BEGIN Data supplied
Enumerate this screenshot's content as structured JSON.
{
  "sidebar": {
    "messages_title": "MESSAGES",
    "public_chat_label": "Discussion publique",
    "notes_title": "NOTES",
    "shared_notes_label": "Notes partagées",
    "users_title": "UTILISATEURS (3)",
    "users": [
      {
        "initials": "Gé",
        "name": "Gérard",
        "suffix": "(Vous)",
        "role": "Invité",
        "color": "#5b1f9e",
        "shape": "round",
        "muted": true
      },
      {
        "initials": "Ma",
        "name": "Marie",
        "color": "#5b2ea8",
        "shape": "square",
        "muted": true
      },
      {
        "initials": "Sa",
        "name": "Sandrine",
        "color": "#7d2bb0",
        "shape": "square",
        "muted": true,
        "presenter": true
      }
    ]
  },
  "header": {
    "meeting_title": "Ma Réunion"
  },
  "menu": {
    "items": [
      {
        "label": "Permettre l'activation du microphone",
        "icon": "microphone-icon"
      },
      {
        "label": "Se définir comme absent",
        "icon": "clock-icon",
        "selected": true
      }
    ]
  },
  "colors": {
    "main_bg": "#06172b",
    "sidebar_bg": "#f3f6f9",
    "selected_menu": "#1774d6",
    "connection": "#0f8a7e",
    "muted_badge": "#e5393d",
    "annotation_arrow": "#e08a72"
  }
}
END Data supplied
# [Problem requirements]
Scan the data above; copy every line where "name" appears.

# [Exercise answer]
        "name": "Gérard",
        "name": "Marie",
        "name": "Sandrine",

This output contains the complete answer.